Retype the listing that follows, exactly as written.

Collected data ->
▼

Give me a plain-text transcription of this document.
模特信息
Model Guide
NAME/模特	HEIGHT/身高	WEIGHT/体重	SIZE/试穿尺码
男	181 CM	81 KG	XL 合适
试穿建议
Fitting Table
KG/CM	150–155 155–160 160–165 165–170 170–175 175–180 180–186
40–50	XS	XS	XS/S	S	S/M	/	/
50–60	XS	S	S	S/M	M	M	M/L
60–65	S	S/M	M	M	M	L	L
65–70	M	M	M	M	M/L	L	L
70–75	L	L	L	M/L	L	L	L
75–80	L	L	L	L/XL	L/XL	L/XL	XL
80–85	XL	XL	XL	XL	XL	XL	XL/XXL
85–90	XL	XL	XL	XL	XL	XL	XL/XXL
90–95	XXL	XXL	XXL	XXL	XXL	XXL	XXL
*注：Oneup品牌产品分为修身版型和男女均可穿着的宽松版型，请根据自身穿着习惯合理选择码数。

▲

Reply to the exercise ->
Give me a plain-text transcription of this document.
模特信息
Model Guide
NAME/模特	HEIGHT/身高	WEIGHT/体重	SIZE/试穿尺码
男	181 CM	81 KG	XL 合适
试穿建议
Fitting Table
KG/CM	150–155 155–160 160–165 165–170 170–175 175–180 180–186
40–50	XS	XS	XS/S	S	S/M	/	/
50–60	XS	S	S	S/M	M	M	M/L
60–65	S	S/M	M	M	M	L	L
65–70	M	M	M	M	M/L	L	L
70–75	L	L	L	M/L	L	L	L
75–80	L	L	L	L/XL	L/XL	L/XL	XL
80–85	XL	XL	XL	XL	XL	XL	XL/XXL
85–90	XL	XL	XL	XL	XL	XL	XL/XXL
90–95	XXL	XXL	XXL	XXL	XXL	XXL	XXL
*注：Oneup品牌产品分为修身版型和男女均可穿着的宽松版型，请根据自身穿着习惯合理选择码数。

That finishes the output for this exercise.